INSTRUCTIONS TO FOLLOW. Go over the entries below line by line, copying each one that contains the word "title".

── INPUT

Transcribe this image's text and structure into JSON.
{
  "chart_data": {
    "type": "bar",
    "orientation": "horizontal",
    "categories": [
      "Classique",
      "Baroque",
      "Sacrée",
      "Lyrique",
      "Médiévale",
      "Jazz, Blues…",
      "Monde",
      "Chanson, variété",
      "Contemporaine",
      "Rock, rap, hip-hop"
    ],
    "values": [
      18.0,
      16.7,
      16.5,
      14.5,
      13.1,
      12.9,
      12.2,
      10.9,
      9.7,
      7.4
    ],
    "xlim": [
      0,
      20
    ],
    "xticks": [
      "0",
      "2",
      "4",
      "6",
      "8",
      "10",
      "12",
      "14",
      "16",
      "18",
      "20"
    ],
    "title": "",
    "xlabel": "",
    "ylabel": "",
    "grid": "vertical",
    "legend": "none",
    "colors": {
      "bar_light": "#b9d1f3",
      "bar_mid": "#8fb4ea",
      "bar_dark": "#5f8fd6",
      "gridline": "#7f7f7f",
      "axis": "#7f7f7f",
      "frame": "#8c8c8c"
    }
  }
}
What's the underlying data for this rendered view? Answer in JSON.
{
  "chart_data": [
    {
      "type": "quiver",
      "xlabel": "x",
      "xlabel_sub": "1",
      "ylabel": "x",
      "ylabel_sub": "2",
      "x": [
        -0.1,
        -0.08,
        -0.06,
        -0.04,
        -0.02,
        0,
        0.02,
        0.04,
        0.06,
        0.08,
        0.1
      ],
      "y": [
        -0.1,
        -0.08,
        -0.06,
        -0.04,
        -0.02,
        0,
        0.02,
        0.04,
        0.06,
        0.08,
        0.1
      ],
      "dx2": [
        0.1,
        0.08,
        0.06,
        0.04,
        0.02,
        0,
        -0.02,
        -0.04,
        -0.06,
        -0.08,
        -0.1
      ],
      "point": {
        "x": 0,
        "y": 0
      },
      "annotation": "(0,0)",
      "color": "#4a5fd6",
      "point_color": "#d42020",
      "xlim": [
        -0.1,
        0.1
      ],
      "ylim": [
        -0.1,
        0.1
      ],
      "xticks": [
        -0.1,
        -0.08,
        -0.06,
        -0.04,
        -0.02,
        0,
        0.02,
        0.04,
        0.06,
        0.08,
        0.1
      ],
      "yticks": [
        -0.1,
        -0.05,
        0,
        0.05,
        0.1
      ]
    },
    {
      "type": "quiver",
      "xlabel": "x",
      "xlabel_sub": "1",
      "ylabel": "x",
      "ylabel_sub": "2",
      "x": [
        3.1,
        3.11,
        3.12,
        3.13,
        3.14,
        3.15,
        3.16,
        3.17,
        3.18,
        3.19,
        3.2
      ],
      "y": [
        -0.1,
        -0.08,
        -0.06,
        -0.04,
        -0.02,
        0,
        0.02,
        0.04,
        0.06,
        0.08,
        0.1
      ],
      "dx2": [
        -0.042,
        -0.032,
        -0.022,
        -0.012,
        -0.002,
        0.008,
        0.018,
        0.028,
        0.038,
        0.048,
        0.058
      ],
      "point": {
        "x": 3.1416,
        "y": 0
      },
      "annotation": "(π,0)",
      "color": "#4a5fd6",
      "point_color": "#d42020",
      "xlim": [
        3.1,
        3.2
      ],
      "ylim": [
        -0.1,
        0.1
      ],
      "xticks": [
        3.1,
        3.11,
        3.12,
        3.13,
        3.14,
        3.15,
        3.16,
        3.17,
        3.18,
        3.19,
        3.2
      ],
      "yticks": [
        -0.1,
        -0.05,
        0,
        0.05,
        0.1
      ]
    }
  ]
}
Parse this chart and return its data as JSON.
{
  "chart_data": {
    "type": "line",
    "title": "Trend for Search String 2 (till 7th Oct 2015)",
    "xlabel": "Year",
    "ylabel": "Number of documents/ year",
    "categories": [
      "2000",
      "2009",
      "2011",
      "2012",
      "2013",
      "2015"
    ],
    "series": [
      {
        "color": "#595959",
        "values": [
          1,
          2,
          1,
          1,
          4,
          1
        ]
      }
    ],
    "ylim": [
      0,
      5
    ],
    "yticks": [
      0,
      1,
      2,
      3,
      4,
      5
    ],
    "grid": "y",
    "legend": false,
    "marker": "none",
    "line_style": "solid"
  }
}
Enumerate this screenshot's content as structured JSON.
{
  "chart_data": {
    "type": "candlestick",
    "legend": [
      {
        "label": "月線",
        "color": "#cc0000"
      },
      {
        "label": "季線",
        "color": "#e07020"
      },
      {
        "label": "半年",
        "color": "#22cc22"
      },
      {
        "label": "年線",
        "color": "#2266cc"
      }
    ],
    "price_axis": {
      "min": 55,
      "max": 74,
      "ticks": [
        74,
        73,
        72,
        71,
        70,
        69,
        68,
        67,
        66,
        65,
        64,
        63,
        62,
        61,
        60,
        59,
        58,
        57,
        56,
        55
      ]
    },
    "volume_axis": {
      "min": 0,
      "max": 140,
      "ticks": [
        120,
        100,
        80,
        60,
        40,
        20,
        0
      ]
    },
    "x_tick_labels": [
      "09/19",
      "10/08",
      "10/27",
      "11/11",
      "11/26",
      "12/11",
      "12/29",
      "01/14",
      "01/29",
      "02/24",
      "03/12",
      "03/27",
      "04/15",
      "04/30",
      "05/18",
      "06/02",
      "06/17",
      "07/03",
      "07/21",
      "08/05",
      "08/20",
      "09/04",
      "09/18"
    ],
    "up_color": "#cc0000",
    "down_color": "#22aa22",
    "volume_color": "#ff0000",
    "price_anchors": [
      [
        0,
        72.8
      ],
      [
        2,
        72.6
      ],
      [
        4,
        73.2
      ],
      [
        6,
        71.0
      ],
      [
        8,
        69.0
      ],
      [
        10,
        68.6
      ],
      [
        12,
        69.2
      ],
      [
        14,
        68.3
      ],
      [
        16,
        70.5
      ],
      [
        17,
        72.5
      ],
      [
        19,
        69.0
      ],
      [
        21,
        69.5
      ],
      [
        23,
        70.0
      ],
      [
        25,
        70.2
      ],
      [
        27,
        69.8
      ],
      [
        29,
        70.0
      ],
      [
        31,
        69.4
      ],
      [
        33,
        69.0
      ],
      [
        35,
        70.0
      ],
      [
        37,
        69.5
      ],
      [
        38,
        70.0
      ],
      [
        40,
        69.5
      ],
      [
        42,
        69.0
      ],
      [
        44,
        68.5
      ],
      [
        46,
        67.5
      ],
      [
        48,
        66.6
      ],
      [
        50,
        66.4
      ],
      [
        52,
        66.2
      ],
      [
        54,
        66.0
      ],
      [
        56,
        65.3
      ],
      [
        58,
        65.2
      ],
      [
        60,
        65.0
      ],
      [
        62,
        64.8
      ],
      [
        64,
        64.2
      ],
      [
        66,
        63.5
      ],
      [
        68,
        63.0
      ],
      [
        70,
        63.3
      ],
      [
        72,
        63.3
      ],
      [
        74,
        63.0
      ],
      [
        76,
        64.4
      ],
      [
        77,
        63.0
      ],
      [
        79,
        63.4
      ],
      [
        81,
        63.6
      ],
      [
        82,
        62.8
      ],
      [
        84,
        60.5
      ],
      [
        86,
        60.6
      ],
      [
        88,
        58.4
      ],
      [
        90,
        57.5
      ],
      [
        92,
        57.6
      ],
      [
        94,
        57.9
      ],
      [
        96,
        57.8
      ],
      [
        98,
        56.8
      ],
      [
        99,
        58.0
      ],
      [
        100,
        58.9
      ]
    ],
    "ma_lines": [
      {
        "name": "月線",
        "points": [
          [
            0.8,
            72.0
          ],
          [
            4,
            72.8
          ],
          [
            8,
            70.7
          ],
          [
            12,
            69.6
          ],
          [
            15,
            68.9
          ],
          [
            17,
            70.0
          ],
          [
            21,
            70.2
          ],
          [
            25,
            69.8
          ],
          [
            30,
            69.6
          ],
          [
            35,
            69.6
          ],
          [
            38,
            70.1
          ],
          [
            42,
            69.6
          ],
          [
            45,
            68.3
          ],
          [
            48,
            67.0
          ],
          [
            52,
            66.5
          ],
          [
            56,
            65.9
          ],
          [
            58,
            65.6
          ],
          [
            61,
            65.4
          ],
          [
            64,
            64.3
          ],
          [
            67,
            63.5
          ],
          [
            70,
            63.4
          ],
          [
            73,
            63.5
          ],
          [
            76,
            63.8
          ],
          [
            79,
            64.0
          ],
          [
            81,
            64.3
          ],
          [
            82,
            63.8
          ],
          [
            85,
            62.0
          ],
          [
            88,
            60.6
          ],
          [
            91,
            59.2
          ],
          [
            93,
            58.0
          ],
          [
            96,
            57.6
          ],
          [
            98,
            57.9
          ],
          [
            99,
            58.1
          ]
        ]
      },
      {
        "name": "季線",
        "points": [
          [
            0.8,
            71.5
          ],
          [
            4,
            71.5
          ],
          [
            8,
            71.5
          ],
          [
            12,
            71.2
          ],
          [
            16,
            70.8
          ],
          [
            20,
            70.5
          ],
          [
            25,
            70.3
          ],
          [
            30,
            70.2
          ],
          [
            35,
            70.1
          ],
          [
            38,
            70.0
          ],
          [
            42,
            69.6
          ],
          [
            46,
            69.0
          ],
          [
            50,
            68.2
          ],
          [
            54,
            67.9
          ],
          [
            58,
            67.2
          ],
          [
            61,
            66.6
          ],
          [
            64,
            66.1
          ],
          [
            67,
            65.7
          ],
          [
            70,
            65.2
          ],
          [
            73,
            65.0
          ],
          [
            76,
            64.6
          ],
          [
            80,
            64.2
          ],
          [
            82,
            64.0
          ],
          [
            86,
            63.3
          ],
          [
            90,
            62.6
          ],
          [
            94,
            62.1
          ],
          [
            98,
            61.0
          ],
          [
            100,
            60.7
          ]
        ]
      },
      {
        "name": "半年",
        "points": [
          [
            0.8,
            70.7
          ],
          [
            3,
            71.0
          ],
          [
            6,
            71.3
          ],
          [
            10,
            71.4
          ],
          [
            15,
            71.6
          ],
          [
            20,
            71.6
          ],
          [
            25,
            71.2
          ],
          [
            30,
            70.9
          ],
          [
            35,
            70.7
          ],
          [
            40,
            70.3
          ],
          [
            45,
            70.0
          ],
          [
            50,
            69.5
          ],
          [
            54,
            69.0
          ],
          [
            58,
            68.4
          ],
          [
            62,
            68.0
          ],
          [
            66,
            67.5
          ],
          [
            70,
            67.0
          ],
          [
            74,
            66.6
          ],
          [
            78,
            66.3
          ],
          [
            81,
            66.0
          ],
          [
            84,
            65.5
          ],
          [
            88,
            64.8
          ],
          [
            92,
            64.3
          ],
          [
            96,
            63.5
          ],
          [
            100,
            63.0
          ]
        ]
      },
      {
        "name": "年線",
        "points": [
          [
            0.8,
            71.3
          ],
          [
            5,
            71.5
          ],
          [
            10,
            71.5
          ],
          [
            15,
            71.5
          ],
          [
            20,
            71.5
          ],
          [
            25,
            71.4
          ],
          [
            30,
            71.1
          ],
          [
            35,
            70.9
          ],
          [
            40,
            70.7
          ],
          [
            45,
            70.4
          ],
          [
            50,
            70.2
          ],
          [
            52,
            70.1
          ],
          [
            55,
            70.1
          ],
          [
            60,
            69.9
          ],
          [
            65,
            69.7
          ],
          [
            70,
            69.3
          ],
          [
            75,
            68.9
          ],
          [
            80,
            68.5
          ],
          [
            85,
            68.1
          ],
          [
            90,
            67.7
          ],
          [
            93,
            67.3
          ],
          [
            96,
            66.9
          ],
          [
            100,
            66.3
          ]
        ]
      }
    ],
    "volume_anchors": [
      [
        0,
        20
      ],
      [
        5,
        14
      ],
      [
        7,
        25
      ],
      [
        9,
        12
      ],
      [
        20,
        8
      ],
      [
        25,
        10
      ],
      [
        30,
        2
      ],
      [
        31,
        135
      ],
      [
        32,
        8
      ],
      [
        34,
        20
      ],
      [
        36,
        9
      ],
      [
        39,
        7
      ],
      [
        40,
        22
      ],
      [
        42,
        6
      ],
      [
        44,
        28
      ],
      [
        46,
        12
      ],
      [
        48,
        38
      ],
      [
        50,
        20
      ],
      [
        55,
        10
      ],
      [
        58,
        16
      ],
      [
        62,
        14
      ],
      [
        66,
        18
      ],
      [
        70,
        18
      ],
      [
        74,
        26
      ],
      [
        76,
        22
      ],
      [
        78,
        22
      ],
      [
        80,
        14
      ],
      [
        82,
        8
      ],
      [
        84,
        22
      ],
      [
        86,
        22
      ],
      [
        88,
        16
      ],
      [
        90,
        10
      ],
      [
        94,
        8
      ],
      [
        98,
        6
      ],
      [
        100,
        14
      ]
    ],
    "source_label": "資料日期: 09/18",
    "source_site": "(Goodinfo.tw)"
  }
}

────

WORKED ANSWER.
    "title": "",
    "title": "Trend for Search String 2 (till 7th Oct 2015)",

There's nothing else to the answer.